§ **DATA**:
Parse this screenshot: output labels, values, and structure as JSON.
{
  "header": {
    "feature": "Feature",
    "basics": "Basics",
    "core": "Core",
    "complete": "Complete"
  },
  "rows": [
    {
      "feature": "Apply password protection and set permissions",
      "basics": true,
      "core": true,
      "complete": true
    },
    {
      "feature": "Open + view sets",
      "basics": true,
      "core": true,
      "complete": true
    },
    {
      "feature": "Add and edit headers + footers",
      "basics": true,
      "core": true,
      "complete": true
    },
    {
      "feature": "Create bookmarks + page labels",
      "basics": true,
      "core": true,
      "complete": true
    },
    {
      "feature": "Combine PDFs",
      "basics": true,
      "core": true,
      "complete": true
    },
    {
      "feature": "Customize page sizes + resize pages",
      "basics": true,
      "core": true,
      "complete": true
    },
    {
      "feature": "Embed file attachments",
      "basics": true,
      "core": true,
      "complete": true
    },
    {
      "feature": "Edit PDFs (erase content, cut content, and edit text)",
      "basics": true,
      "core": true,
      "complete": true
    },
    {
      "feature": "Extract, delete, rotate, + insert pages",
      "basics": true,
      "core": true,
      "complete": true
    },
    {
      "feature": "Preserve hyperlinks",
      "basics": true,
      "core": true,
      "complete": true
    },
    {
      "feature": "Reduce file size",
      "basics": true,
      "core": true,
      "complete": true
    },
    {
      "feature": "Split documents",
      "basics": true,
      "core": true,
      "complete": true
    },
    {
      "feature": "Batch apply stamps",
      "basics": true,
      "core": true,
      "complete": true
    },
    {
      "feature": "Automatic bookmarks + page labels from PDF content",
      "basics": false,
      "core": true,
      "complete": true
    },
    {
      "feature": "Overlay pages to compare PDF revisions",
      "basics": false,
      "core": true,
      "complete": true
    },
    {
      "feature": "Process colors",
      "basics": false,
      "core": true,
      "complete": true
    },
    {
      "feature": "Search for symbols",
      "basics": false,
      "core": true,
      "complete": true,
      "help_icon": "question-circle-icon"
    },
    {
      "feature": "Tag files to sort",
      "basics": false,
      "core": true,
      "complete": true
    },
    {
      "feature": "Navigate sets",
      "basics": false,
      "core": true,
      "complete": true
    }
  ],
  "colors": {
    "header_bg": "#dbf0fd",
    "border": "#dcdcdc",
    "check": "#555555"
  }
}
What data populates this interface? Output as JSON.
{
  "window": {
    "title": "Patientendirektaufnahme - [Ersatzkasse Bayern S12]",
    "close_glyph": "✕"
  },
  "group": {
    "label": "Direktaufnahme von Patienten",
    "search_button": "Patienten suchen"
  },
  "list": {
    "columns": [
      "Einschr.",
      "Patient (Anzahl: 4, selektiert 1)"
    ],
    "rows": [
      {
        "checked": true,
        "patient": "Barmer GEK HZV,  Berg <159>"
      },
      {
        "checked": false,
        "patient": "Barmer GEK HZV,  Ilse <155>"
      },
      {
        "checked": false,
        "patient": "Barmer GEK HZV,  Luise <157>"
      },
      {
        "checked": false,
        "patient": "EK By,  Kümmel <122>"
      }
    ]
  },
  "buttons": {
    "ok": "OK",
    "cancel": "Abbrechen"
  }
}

§ **TASK DIRECTIONS**: Reproduce the listing in full. Keep it exactly as written.

§ **RESULT FOR THIS TASK**:
Parse this screenshot: output labels, values, and structure as JSON.
{
  "header": {
    "feature": "Feature",
    "basics": "Basics",
    "core": "Core",
    "complete": "Complete"
  },
  "rows": [
    {
      "feature": "Apply password protection and set permissions",
      "basics": true,
      "core": true,
      "complete": true
    },
    {
      "feature": "Open + view sets",
      "basics": true,
      "core": true,
      "complete": true
    },
    {
      "feature": "Add and edit headers + footers",
      "basics": true,
      "core": true,
      "complete": true
    },
    {
      "feature": "Create bookmarks + page labels",
      "basics": true,
      "core": true,
      "complete": true
    },
    {
      "feature": "Combine PDFs",
      "basics": true,
      "core": true,
      "complete": true
    },
    {
      "feature": "Customize page sizes + resize pages",
      "basics": true,
      "core": true,
      "complete": true
    },
    {
      "feature": "Embed file attachments",
      "basics": true,
      "core": true,
      "complete": true
    },
    {
      "feature": "Edit PDFs (erase content, cut content, and edit text)",
      "basics": true,
      "core": true,
      "complete": true
    },
    {
      "feature": "Extract, delete, rotate, + insert pages",
      "basics": true,
      "core": true,
      "complete": true
    },
    {
      "feature": "Preserve hyperlinks",
      "basics": true,
      "core": true,
      "complete": true
    },
    {
      "feature": "Reduce file size",
      "basics": true,
      "core": true,
      "complete": true
    },
    {
      "feature": "Split documents",
      "basics": true,
      "core": true,
      "complete": true
    },
    {
      "feature": "Batch apply stamps",
      "basics": true,
      "core": true,
      "complete": true
    },
    {
      "feature": "Automatic bookmarks + page labels from PDF content",
      "basics": false,
      "core": true,
      "complete": true
    },
    {
      "feature": "Overlay pages to compare PDF revisions",
      "basics": false,
      "core": true,
      "complete": true
    },
    {
      "feature": "Process colors",
      "basics": false,
      "core": true,
      "complete": true
    },
    {
      "feature": "Search for symbols",
      "basics": false,
      "core": true,
      "complete": true,
      "help_icon": "question-circle-icon"
    },
    {
      "feature": "Tag files to sort",
      "basics": false,
      "core": true,
      "complete": true
    },
    {
      "feature": "Navigate sets",
      "basics": false,
      "core": true,
      "complete": true
    }
  ],
  "colors": {
    "header_bg": "#dbf0fd",
    "border": "#dcdcdc",
    "check": "#555555"
  }
}
What data populates this interface? Output as JSON.
{
  "window": {
    "title": "Patientendirektaufnahme - [Ersatzkasse Bayern S12]",
    "close_glyph": "✕"
  },
  "group": {
    "label": "Direktaufnahme von Patienten",
    "search_button": "Patienten suchen"
  },
  "list": {
    "columns": [
      "Einschr.",
      "Patient (Anzahl: 4, selektiert 1)"
    ],
    "rows": [
      {
        "checked": true,
        "patient": "Barmer GEK HZV,  Berg <159>"
      },
      {
        "checked": false,
        "patient": "Barmer GEK HZV,  Ilse <155>"
      },
      {
        "checked": false,
        "patient": "Barmer GEK HZV,  Luise <157>"
      },
      {
        "checked": false,
        "patient": "EK By,  Kümmel <122>"
      }
    ]
  },
  "buttons": {
    "ok": "OK",
    "cancel": "Abbrechen"
  }
}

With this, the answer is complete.